» WHAT YOU ARE ASKED TO DO: Reproduce all the entries exactly.
───── STORED RECORDS ─────
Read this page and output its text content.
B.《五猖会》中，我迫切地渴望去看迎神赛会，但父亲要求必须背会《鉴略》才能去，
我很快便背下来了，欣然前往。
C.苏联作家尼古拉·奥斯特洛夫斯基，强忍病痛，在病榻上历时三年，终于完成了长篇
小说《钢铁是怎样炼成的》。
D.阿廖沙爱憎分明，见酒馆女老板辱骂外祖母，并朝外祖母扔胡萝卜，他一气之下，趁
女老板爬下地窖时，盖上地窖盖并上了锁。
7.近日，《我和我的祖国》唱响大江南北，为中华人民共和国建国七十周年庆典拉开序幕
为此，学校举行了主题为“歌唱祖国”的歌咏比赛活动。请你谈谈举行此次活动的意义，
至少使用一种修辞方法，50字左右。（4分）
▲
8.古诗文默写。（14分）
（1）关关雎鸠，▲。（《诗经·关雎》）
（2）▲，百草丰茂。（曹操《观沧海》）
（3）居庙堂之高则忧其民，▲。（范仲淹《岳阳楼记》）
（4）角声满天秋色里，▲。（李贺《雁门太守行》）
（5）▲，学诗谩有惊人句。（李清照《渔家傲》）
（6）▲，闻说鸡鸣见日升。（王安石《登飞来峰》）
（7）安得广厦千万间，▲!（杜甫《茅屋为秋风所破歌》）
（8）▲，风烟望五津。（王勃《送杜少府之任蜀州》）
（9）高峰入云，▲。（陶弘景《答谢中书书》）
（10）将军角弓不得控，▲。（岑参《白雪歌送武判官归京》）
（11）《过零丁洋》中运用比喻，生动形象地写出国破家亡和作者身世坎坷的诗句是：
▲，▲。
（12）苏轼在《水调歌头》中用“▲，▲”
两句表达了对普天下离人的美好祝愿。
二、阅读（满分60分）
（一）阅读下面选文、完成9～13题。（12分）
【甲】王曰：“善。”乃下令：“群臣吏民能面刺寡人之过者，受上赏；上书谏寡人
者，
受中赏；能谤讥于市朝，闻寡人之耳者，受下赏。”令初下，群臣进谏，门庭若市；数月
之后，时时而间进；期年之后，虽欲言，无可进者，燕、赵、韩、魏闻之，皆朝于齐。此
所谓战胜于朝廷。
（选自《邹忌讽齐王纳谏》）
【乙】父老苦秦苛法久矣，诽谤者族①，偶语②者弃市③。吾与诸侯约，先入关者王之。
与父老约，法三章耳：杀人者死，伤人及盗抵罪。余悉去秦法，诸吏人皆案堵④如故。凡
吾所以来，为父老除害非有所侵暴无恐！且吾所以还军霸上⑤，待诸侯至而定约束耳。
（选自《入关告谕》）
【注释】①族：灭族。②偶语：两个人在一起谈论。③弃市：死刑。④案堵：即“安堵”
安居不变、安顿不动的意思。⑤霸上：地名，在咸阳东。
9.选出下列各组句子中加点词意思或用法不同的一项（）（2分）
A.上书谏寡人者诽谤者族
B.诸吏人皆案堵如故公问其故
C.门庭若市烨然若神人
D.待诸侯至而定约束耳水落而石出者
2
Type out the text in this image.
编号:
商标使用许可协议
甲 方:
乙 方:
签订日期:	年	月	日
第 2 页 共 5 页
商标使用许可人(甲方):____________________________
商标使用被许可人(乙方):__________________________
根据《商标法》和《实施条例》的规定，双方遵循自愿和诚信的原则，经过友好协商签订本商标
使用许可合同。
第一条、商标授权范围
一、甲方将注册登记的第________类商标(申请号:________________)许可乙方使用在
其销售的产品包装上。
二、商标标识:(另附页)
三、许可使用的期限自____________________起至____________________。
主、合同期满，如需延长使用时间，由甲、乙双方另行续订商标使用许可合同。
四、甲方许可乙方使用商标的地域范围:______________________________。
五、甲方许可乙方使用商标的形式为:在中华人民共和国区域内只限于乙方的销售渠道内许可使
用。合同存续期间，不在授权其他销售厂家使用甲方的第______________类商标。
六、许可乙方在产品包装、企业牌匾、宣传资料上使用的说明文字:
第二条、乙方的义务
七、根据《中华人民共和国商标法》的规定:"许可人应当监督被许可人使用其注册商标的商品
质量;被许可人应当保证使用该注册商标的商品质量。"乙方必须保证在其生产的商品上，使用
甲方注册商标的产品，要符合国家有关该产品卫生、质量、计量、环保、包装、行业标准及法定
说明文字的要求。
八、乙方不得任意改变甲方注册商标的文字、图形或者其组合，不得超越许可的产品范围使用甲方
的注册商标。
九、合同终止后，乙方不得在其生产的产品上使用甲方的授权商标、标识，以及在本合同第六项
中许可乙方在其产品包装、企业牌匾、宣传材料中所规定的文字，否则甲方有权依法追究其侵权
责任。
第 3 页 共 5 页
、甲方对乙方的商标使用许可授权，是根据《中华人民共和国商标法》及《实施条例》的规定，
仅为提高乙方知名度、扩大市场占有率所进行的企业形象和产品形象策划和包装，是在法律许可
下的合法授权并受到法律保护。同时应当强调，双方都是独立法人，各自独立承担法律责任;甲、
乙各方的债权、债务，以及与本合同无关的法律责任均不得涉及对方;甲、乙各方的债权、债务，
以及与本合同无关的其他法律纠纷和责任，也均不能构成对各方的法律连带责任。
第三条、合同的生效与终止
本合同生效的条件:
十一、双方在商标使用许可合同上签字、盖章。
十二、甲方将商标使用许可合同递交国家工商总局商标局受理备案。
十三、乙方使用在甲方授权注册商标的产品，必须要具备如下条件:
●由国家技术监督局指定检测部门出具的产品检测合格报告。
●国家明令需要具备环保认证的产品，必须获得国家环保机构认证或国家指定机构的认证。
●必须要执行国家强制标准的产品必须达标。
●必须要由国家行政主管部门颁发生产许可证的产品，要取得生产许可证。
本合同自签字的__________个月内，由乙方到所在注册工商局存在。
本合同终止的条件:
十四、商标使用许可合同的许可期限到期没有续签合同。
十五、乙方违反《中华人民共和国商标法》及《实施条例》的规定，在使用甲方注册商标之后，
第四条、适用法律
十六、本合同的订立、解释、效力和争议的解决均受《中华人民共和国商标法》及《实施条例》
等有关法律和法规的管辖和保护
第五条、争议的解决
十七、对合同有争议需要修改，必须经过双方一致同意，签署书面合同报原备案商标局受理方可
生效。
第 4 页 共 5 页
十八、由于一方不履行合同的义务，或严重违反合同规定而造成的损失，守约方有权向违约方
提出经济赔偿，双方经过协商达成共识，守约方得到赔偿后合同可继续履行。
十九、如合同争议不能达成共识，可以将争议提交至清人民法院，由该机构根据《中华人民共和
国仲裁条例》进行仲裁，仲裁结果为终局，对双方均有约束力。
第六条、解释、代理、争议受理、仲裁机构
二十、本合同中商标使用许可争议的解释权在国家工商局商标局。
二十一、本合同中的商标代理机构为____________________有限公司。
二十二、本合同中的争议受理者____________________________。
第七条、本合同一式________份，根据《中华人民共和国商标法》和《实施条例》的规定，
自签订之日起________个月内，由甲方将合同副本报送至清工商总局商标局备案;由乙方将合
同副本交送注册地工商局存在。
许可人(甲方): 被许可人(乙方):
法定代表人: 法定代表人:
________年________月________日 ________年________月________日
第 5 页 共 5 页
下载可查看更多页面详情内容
─────
» IN RESPONSE:
Read this page and output its text content.
B.《五猖会》中，我迫切地渴望去看迎神赛会，但父亲要求必须背会《鉴略》才能去，
我很快便背下来了，欣然前往。
C.苏联作家尼古拉·奥斯特洛夫斯基，强忍病痛，在病榻上历时三年，终于完成了长篇
小说《钢铁是怎样炼成的》。
D.阿廖沙爱憎分明，见酒馆女老板辱骂外祖母，并朝外祖母扔胡萝卜，他一气之下，趁
女老板爬下地窖时，盖上地窖盖并上了锁。
7.近日，《我和我的祖国》唱响大江南北，为中华人民共和国建国七十周年庆典拉开序幕
为此，学校举行了主题为“歌唱祖国”的歌咏比赛活动。请你谈谈举行此次活动的意义，
至少使用一种修辞方法，50字左右。（4分）
▲
8.古诗文默写。（14分）
（1）关关雎鸠，▲。（《诗经·关雎》）
（2）▲，百草丰茂。（曹操《观沧海》）
（3）居庙堂之高则忧其民，▲。（范仲淹《岳阳楼记》）
（4）角声满天秋色里，▲。（李贺《雁门太守行》）
（5）▲，学诗谩有惊人句。（李清照《渔家傲》）
（6）▲，闻说鸡鸣见日升。（王安石《登飞来峰》）
（7）安得广厦千万间，▲!（杜甫《茅屋为秋风所破歌》）
（8）▲，风烟望五津。（王勃《送杜少府之任蜀州》）
（9）高峰入云，▲。（陶弘景《答谢中书书》）
（10）将军角弓不得控，▲。（岑参《白雪歌送武判官归京》）
（11）《过零丁洋》中运用比喻，生动形象地写出国破家亡和作者身世坎坷的诗句是：
▲，▲。
（12）苏轼在《水调歌头》中用“▲，▲”
两句表达了对普天下离人的美好祝愿。
二、阅读（满分60分）
（一）阅读下面选文、完成9～13题。（12分）
【甲】王曰：“善。”乃下令：“群臣吏民能面刺寡人之过者，受上赏；上书谏寡人
者，
受中赏；能谤讥于市朝，闻寡人之耳者，受下赏。”令初下，群臣进谏，门庭若市；数月
之后，时时而间进；期年之后，虽欲言，无可进者，燕、赵、韩、魏闻之，皆朝于齐。此
所谓战胜于朝廷。
（选自《邹忌讽齐王纳谏》）
【乙】父老苦秦苛法久矣，诽谤者族①，偶语②者弃市③。吾与诸侯约，先入关者王之。
与父老约，法三章耳：杀人者死，伤人及盗抵罪。余悉去秦法，诸吏人皆案堵④如故。凡
吾所以来，为父老除害非有所侵暴无恐！且吾所以还军霸上⑤，待诸侯至而定约束耳。
（选自《入关告谕》）
【注释】①族：灭族。②偶语：两个人在一起谈论。③弃市：死刑。④案堵：即“安堵”
安居不变、安顿不动的意思。⑤霸上：地名，在咸阳东。
9.选出下列各组句子中加点词意思或用法不同的一项（）（2分）
A.上书谏寡人者诽谤者族
B.诸吏人皆案堵如故公问其故
C.门庭若市烨然若神人
D.待诸侯至而定约束耳水落而石出者
2
Type out the text in this image.
编号:
商标使用许可协议
甲 方:
乙 方:
签订日期:	年	月	日
第 2 页 共 5 页
商标使用许可人(甲方):____________________________
商标使用被许可人(乙方):__________________________
根据《商标法》和《实施条例》的规定，双方遵循自愿和诚信的原则，经过友好协商签订本商标
使用许可合同。
第一条、商标授权范围
一、甲方将注册登记的第________类商标(申请号:________________)许可乙方使用在
其销售的产品包装上。
二、商标标识:(另附页)
三、许可使用的期限自____________________起至____________________。
主、合同期满，如需延长使用时间，由甲、乙双方另行续订商标使用许可合同。
四、甲方许可乙方使用商标的地域范围:______________________________。
五、甲方许可乙方使用商标的形式为:在中华人民共和国区域内只限于乙方的销售渠道内许可使
用。合同存续期间，不在授权其他销售厂家使用甲方的第______________类商标。
六、许可乙方在产品包装、企业牌匾、宣传资料上使用的说明文字:
第二条、乙方的义务
七、根据《中华人民共和国商标法》的规定:"许可人应当监督被许可人使用其注册商标的商品
质量;被许可人应当保证使用该注册商标的商品质量。"乙方必须保证在其生产的商品上，使用
甲方注册商标的产品，要符合国家有关该产品卫生、质量、计量、环保、包装、行业标准及法定
说明文字的要求。
八、乙方不得任意改变甲方注册商标的文字、图形或者其组合，不得超越许可的产品范围使用甲方
的注册商标。
九、合同终止后，乙方不得在其生产的产品上使用甲方的授权商标、标识，以及在本合同第六项
中许可乙方在其产品包装、企业牌匾、宣传材料中所规定的文字，否则甲方有权依法追究其侵权
责任。
第 3 页 共 5 页
、甲方对乙方的商标使用许可授权，是根据《中华人民共和国商标法》及《实施条例》的规定，
仅为提高乙方知名度、扩大市场占有率所进行的企业形象和产品形象策划和包装，是在法律许可
下的合法授权并受到法律保护。同时应当强调，双方都是独立法人，各自独立承担法律责任;甲、
乙各方的债权、债务，以及与本合同无关的法律责任均不得涉及对方;甲、乙各方的债权、债务，
以及与本合同无关的其他法律纠纷和责任，也均不能构成对各方的法律连带责任。
第三条、合同的生效与终止
本合同生效的条件:
十一、双方在商标使用许可合同上签字、盖章。
十二、甲方将商标使用许可合同递交国家工商总局商标局受理备案。
十三、乙方使用在甲方授权注册商标的产品，必须要具备如下条件:
●由国家技术监督局指定检测部门出具的产品检测合格报告。
●国家明令需要具备环保认证的产品，必须获得国家环保机构认证或国家指定机构的认证。
●必须要执行国家强制标准的产品必须达标。
●必须要由国家行政主管部门颁发生产许可证的产品，要取得生产许可证。
本合同自签字的__________个月内，由乙方到所在注册工商局存在。
本合同终止的条件:
十四、商标使用许可合同的许可期限到期没有续签合同。
十五、乙方违反《中华人民共和国商标法》及《实施条例》的规定，在使用甲方注册商标之后，
第四条、适用法律
十六、本合同的订立、解释、效力和争议的解决均受《中华人民共和国商标法》及《实施条例》
等有关法律和法规的管辖和保护
第五条、争议的解决
十七、对合同有争议需要修改，必须经过双方一致同意，签署书面合同报原备案商标局受理方可
生效。
第 4 页 共 5 页
十八、由于一方不履行合同的义务，或严重违反合同规定而造成的损失，守约方有权向违约方
提出经济赔偿，双方经过协商达成共识，守约方得到赔偿后合同可继续履行。
十九、如合同争议不能达成共识，可以将争议提交至清人民法院，由该机构根据《中华人民共和
国仲裁条例》进行仲裁，仲裁结果为终局，对双方均有约束力。
第六条、解释、代理、争议受理、仲裁机构
二十、本合同中商标使用许可争议的解释权在国家工商局商标局。
二十一、本合同中的商标代理机构为____________________有限公司。
二十二、本合同中的争议受理者____________________________。
第七条、本合同一式________份，根据《中华人民共和国商标法》和《实施条例》的规定，
自签订之日起________个月内，由甲方将合同副本报送至清工商总局商标局备案;由乙方将合
同副本交送注册地工商局存在。
许可人(甲方): 被许可人(乙方):
法定代表人: 法定代表人:
________年________月________日 ________年________月________日
第 5 页 共 5 页
下载可查看更多页面详情内容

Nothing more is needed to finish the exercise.